Every line of the listing must be reproduced as it stands. Leave the images behind.

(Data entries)
== == ==

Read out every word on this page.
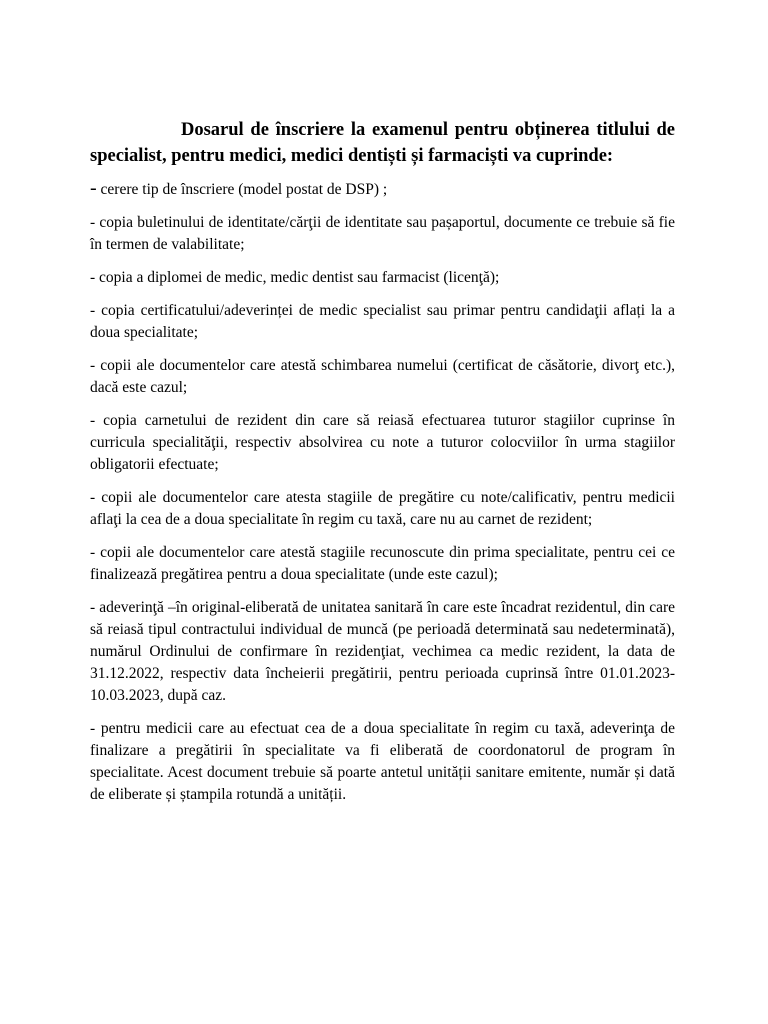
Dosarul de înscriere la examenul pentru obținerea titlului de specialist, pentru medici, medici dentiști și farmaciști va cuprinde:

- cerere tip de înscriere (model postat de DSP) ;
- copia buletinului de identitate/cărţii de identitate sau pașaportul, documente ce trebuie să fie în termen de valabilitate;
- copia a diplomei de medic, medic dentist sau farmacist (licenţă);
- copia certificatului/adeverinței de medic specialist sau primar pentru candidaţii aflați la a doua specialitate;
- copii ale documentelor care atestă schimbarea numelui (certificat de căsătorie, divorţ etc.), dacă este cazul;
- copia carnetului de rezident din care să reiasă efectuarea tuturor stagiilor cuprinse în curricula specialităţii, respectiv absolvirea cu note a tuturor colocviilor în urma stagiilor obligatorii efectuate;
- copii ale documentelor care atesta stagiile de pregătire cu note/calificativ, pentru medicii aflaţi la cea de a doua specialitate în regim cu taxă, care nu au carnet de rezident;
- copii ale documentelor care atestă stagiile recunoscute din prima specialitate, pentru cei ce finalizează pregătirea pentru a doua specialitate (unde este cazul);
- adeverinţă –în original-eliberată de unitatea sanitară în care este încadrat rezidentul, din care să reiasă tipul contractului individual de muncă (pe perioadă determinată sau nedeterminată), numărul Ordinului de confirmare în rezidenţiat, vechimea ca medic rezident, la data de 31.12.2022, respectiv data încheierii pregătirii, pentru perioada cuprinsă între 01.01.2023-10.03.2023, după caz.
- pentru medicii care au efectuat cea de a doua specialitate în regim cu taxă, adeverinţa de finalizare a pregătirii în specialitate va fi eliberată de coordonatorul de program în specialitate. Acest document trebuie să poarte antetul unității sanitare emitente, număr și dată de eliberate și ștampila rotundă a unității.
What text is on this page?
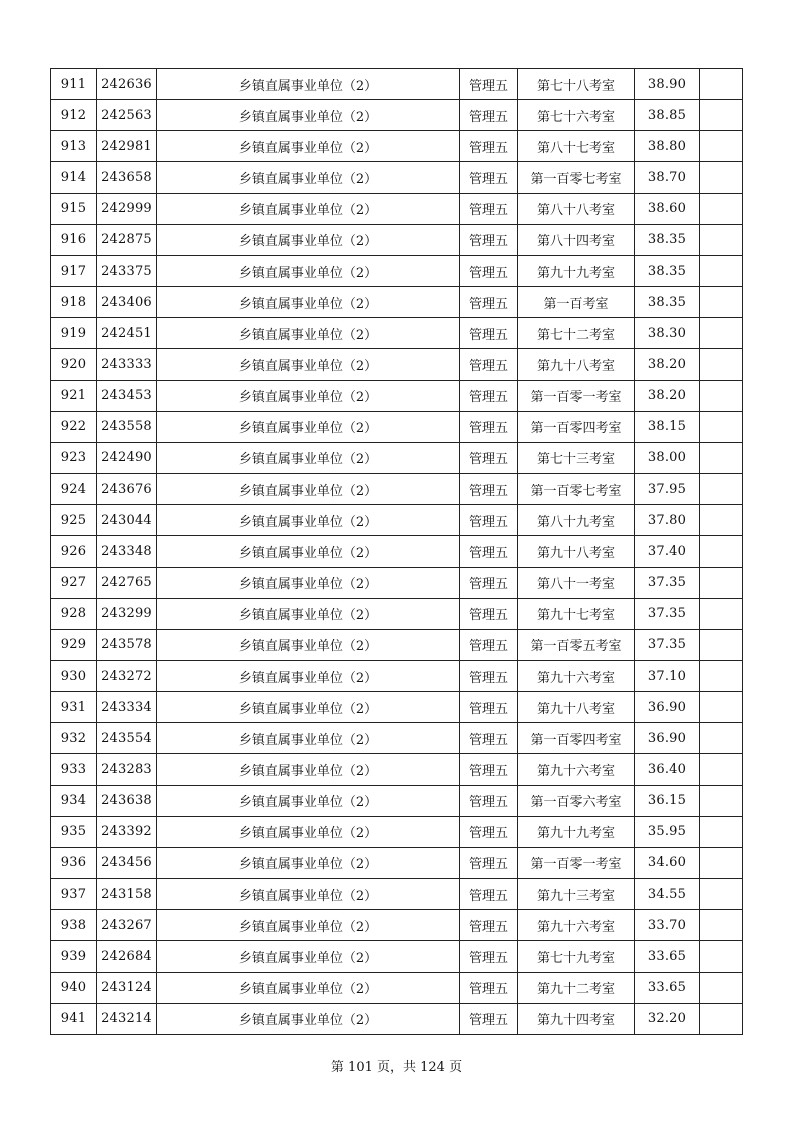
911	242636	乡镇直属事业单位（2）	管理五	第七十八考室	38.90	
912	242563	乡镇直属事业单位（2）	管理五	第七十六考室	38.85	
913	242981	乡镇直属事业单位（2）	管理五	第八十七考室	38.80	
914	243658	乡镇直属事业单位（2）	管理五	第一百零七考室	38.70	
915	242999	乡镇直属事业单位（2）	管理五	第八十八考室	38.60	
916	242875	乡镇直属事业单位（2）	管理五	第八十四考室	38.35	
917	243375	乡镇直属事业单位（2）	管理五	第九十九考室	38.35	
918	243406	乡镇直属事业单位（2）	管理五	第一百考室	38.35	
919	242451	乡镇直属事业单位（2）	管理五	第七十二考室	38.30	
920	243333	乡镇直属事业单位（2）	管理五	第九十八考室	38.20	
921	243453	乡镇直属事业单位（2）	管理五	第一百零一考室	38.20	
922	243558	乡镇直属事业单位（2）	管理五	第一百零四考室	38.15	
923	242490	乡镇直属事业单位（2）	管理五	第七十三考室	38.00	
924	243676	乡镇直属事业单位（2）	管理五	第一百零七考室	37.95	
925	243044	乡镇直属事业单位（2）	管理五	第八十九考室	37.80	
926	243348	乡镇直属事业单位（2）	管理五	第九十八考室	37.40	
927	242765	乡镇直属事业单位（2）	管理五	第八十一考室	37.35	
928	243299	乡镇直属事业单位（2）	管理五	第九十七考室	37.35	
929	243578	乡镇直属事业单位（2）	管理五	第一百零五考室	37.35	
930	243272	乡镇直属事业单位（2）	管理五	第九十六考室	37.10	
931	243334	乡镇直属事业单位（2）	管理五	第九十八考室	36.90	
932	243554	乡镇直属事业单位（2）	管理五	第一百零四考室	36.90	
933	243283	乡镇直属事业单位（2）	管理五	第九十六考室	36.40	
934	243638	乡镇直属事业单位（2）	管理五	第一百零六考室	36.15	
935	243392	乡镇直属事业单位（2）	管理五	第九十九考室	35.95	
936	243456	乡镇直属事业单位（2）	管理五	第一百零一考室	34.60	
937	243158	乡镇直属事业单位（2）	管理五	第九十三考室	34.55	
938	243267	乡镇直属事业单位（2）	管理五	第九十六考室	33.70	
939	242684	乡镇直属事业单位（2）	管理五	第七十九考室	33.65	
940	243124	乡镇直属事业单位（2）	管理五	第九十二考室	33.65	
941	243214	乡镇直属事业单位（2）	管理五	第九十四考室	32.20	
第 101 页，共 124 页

== == ==

| Worked solution |
Read out every word on this page.
Dosarul de înscriere la examenul pentru obținerea titlului de specialist, pentru medici, medici dentiști și farmaciști va cuprinde:

- cerere tip de înscriere (model postat de DSP) ;
- copia buletinului de identitate/cărţii de identitate sau pașaportul, documente ce trebuie să fie în termen de valabilitate;
- copia a diplomei de medic, medic dentist sau farmacist (licenţă);
- copia certificatului/adeverinței de medic specialist sau primar pentru candidaţii aflați la a doua specialitate;
- copii ale documentelor care atestă schimbarea numelui (certificat de căsătorie, divorţ etc.), dacă este cazul;
- copia carnetului de rezident din care să reiasă efectuarea tuturor stagiilor cuprinse în curricula specialităţii, respectiv absolvirea cu note a tuturor colocviilor în urma stagiilor obligatorii efectuate;
- copii ale documentelor care atesta stagiile de pregătire cu note/calificativ, pentru medicii aflaţi la cea de a doua specialitate în regim cu taxă, care nu au carnet de rezident;
- copii ale documentelor care atestă stagiile recunoscute din prima specialitate, pentru cei ce finalizează pregătirea pentru a doua specialitate (unde este cazul);
- adeverinţă –în original-eliberată de unitatea sanitară în care este încadrat rezidentul, din care să reiasă tipul contractului individual de muncă (pe perioadă determinată sau nedeterminată), numărul Ordinului de confirmare în rezidenţiat, vechimea ca medic rezident, la data de 31.12.2022, respectiv data încheierii pregătirii, pentru perioada cuprinsă între 01.01.2023-10.03.2023, după caz.
- pentru medicii care au efectuat cea de a doua specialitate în regim cu taxă, adeverinţa de finalizare a pregătirii în specialitate va fi eliberată de coordonatorul de program în specialitate. Acest document trebuie să poarte antetul unității sanitare emitente, număr și dată de eliberate și ștampila rotundă a unității.
What text is on this page?
911	242636	乡镇直属事业单位（2）	管理五	第七十八考室	38.90	
912	242563	乡镇直属事业单位（2）	管理五	第七十六考室	38.85	
913	242981	乡镇直属事业单位（2）	管理五	第八十七考室	38.80	
914	243658	乡镇直属事业单位（2）	管理五	第一百零七考室	38.70	
915	242999	乡镇直属事业单位（2）	管理五	第八十八考室	38.60	
916	242875	乡镇直属事业单位（2）	管理五	第八十四考室	38.35	
917	243375	乡镇直属事业单位（2）	管理五	第九十九考室	38.35	
918	243406	乡镇直属事业单位（2）	管理五	第一百考室	38.35	
919	242451	乡镇直属事业单位（2）	管理五	第七十二考室	38.30	
920	243333	乡镇直属事业单位（2）	管理五	第九十八考室	38.20	
921	243453	乡镇直属事业单位（2）	管理五	第一百零一考室	38.20	
922	243558	乡镇直属事业单位（2）	管理五	第一百零四考室	38.15	
923	242490	乡镇直属事业单位（2）	管理五	第七十三考室	38.00	
924	243676	乡镇直属事业单位（2）	管理五	第一百零七考室	37.95	
925	243044	乡镇直属事业单位（2）	管理五	第八十九考室	37.80	
926	243348	乡镇直属事业单位（2）	管理五	第九十八考室	37.40	
927	242765	乡镇直属事业单位（2）	管理五	第八十一考室	37.35	
928	243299	乡镇直属事业单位（2）	管理五	第九十七考室	37.35	
929	243578	乡镇直属事业单位（2）	管理五	第一百零五考室	37.35	
930	243272	乡镇直属事业单位（2）	管理五	第九十六考室	37.10	
931	243334	乡镇直属事业单位（2）	管理五	第九十八考室	36.90	
932	243554	乡镇直属事业单位（2）	管理五	第一百零四考室	36.90	
933	243283	乡镇直属事业单位（2）	管理五	第九十六考室	36.40	
934	243638	乡镇直属事业单位（2）	管理五	第一百零六考室	36.15	
935	243392	乡镇直属事业单位（2）	管理五	第九十九考室	35.95	
936	243456	乡镇直属事业单位（2）	管理五	第一百零一考室	34.60	
937	243158	乡镇直属事业单位（2）	管理五	第九十三考室	34.55	
938	243267	乡镇直属事业单位（2）	管理五	第九十六考室	33.70	
939	242684	乡镇直属事业单位（2）	管理五	第七十九考室	33.65	
940	243124	乡镇直属事业单位（2）	管理五	第九十二考室	33.65	
941	243214	乡镇直属事业单位（2）	管理五	第九十四考室	32.20	
第 101 页，共 124 页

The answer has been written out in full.